The opinion of the court was delivered by: Marilyn L. Huff, District Judge United States District Court
ORDER (1) DENYING WITHOUT PREJUDICE MOTION TO PROCEED IN FORMA PAUPERIS; (2) DIRECTING PLAINTIFF TO PAY THE FILING FEE; AND (3) DENYING WITHOUT PREJUDICE MOTION TO APPOINT COUNSEL
On June 17, 2010, Plaintiff Lamar Ellis, proceeding pro se, filed a complaint in this action against Defendants Bernard Madoff, Investment Securities LLC, Pioneer Investment Firm, Amsouth Bank, Regions Bank, Deposit Guaranty National Bank, United States Securities and Exchange Commission, Thadarine McIntosh, Moody Rating Agency, Fitch Rating Ltd., and Standard and Poor's Rating Agency, alleging that Defendants traded Plaintiffs' assets without permission, which resulted in a $13,000,000,000 loss to Plaintiffs.*fn1 (Doc. No. 1.) Plaintiff Lamar Ellis also filed a motion for leave to proceed in forma pauperis and a motion to appoint counsel. (Doc. Nos. 2 & 3.) For the following reasons, the Court DENIES Plaintiff's motion to proceed in forma pauperis, DENIES the motion for appointment of counsel, and directs Plaintiff to pay the court filing fee.
I. Motion to Proceed in Forma Pauperis
All parties instituting any civil action, suit or proceeding in a district court of the United States, except an application for writ of habeas corpus, must pay a filing fee of $350.00 See 28 U.S.C. § 1915(a). An action may proceed despite a plaintiff's failure to prepay the entire fee only if the plaintiff is granted leave to proceed in forma pauperis pursuant to 28 U.S.C. § 1915(a). SeeRodriguez v. Cook, 169 F.3d 1176, 1177 (9th Cir. 1999). The benefit of proceeding in forma pauperis is a privilege, not a right. Franklin v. Murphy, 745 F.2d 1221, 1231 (9th Cir. 1984). As 28 U.S.C. § 1915(a)(1) states, in part:
Any court of the United States may authorize the commencement, prosecution or defense of any suit, action or proceeding, civil or criminal, or appeal therein, without prepayment of fees or security therefor, by a person who submits an affidavit that includes a statement of all assets such person possesses that the person is unable to pay such fees or give security therefor.
A petitioner need not "be absolutely destitute to enjoy the benefit of this statute."
Adkins v. E.I. DuPont de Nemours & Co., 335 U.S. 331, 339 (1948); Jefferson v. United States, 277 F.2d 723, 725 (9th Cir. 1960), cert. denied, 364 U.S. 896 (1960). He must, however, demonstrate his poverty with "some particularity, definiteness, and certainty."

* **Available data**

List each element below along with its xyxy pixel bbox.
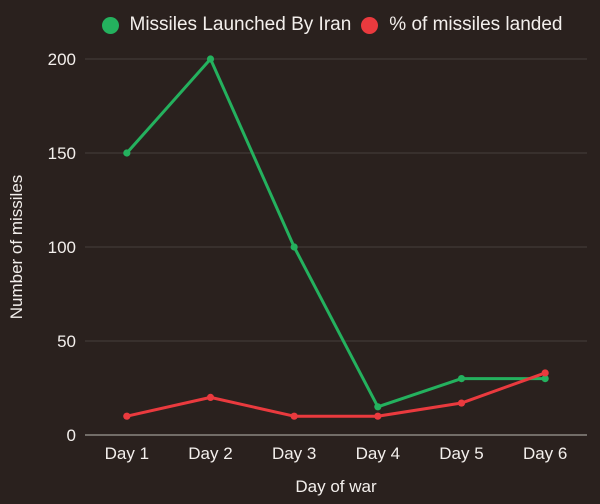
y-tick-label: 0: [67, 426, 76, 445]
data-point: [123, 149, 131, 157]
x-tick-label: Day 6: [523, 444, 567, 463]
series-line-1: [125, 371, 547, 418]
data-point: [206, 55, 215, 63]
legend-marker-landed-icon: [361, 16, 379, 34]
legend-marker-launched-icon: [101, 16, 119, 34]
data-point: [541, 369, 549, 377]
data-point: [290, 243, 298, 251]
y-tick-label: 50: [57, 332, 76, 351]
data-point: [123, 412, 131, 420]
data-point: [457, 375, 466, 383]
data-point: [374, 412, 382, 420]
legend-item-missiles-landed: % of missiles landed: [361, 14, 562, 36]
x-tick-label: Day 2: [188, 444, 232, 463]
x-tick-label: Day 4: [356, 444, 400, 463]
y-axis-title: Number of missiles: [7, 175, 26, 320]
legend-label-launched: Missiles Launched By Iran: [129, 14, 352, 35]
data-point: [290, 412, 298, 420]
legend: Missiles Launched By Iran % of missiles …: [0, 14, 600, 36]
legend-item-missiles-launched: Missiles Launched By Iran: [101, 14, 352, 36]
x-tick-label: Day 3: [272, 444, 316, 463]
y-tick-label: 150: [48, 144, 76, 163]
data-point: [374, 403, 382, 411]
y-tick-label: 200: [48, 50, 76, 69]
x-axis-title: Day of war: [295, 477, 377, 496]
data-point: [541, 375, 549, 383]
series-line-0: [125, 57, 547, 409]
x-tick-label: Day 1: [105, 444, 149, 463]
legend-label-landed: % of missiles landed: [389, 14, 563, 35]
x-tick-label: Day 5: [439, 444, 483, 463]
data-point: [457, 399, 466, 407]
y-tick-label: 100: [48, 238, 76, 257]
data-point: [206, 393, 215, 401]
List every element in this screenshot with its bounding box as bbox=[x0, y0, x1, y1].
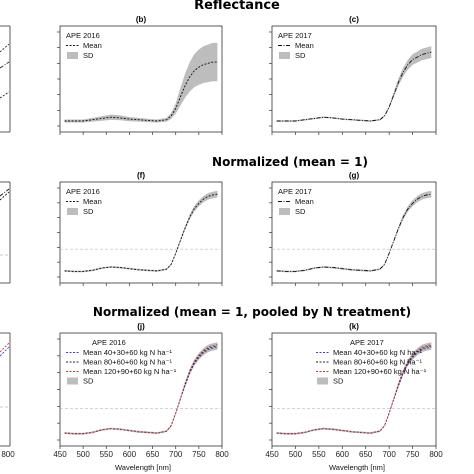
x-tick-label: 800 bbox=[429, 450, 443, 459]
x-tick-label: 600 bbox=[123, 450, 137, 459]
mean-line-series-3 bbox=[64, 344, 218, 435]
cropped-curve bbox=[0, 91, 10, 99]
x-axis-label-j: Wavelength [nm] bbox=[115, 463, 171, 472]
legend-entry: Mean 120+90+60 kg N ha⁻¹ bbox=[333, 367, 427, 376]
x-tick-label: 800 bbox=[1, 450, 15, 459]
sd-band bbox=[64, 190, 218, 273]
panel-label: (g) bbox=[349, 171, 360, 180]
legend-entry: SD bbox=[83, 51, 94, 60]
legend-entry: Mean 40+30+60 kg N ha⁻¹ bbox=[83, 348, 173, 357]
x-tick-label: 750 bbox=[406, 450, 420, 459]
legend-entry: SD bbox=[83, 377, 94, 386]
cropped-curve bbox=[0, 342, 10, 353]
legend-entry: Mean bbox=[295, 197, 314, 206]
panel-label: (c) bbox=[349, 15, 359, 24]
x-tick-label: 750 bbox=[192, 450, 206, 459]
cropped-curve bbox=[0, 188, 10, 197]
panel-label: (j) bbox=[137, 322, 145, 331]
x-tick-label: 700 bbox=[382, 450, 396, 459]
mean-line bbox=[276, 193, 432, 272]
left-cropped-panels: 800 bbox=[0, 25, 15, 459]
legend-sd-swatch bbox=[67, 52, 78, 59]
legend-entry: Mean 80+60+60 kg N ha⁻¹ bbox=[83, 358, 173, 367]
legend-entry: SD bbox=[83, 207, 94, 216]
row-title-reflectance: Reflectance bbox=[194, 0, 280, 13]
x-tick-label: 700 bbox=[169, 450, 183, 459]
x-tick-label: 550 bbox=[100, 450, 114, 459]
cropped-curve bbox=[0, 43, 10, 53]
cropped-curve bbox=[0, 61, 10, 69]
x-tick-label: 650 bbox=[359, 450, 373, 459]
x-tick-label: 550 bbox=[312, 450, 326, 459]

* **Tasks and exercises**
**A)** Name every case the court order cites by its party names.
**B)** From the listing, copy the lines beginning with the one that contains "y-tick-label: 0: [67, 426, 76, 445]" and continuing through the one that contains "data-point: [290, 243, 298, 251]".
The court order and the listing are separate material.

* **Answers to each task**
**A)**
Rodriguez v. Cook
Franklin v. Murphy
Adkins v. E.I. DuPont de Nemours & Co.
Jefferson v. United States

**B)**
y-tick-label: 0: [67, 426, 76, 445]
data-point: [123, 149, 131, 157]
x-tick-label: Day 6: [523, 444, 567, 463]
series-line-1: [125, 371, 547, 418]
data-point: [206, 55, 215, 63]
legend-marker-landed-icon: [361, 16, 379, 34]
legend-marker-launched-icon: [101, 16, 119, 34]
data-point: [541, 369, 549, 377]
data-point: [290, 243, 298, 251]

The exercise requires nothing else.